Excerpted records:
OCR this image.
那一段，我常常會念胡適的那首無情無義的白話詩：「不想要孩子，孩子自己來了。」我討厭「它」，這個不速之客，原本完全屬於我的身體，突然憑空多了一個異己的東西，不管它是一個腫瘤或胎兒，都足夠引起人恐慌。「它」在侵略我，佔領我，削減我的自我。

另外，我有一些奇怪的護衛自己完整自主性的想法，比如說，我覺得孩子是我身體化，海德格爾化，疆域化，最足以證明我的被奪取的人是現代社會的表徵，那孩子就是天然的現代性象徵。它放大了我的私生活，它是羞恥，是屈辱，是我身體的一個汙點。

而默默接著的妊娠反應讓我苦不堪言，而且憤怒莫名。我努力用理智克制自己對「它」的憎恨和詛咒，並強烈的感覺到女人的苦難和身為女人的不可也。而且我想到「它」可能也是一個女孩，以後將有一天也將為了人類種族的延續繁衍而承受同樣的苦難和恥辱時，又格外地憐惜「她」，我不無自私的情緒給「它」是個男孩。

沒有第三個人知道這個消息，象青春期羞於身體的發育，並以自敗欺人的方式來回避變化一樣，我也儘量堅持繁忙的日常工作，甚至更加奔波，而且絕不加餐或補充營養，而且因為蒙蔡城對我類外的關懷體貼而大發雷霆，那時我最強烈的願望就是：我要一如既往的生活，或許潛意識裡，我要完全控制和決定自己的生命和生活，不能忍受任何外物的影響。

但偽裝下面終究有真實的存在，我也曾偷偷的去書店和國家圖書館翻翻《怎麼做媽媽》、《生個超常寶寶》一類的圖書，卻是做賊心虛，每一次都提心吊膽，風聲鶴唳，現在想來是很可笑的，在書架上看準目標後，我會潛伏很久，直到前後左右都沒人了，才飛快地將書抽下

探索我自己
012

Direction:
From the records above, extract every entry exactly as given.

Solution for this task:
OCR this image.
那一段，我常常會念胡適的那首無情無義的白話詩：「不想要孩子，孩子自己來了。」我討厭「它」，這個不速之客，原本完全屬於我的身體，突然憑空多了一個異己的東西，不管它是一個腫瘤或胎兒，都足夠引起人恐慌。「它」在侵略我，佔領我，削減我的自我。

另外，我有一些奇怪的護衛自己完整自主性的想法，比如說，我覺得孩子是我身體化，海德格爾化，疆域化，最足以證明我的被奪取的人是現代社會的表徵，那孩子就是天然的現代性象徵。它放大了我的私生活，它是羞恥，是屈辱，是我身體的一個汙點。

而默默接著的妊娠反應讓我苦不堪言，而且憤怒莫名。我努力用理智克制自己對「它」的憎恨和詛咒，並強烈的感覺到女人的苦難和身為女人的不可也。而且我想到「它」可能也是一個女孩，以後將有一天也將為了人類種族的延續繁衍而承受同樣的苦難和恥辱時，又格外地憐惜「她」，我不無自私的情緒給「它」是個男孩。

沒有第三個人知道這個消息，象青春期羞於身體的發育，並以自敗欺人的方式來回避變化一樣，我也儘量堅持繁忙的日常工作，甚至更加奔波，而且絕不加餐或補充營養，而且因為蒙蔡城對我類外的關懷體貼而大發雷霆，那時我最強烈的願望就是：我要一如既往的生活，或許潛意識裡，我要完全控制和決定自己的生命和生活，不能忍受任何外物的影響。

但偽裝下面終究有真實的存在，我也曾偷偷的去書店和國家圖書館翻翻《怎麼做媽媽》、《生個超常寶寶》一類的圖書，卻是做賊心虛，每一次都提心吊膽，風聲鶴唳，現在想來是很可笑的，在書架上看準目標後，我會潛伏很久，直到前後左右都沒人了，才飛快地將書抽下

探索我自己
012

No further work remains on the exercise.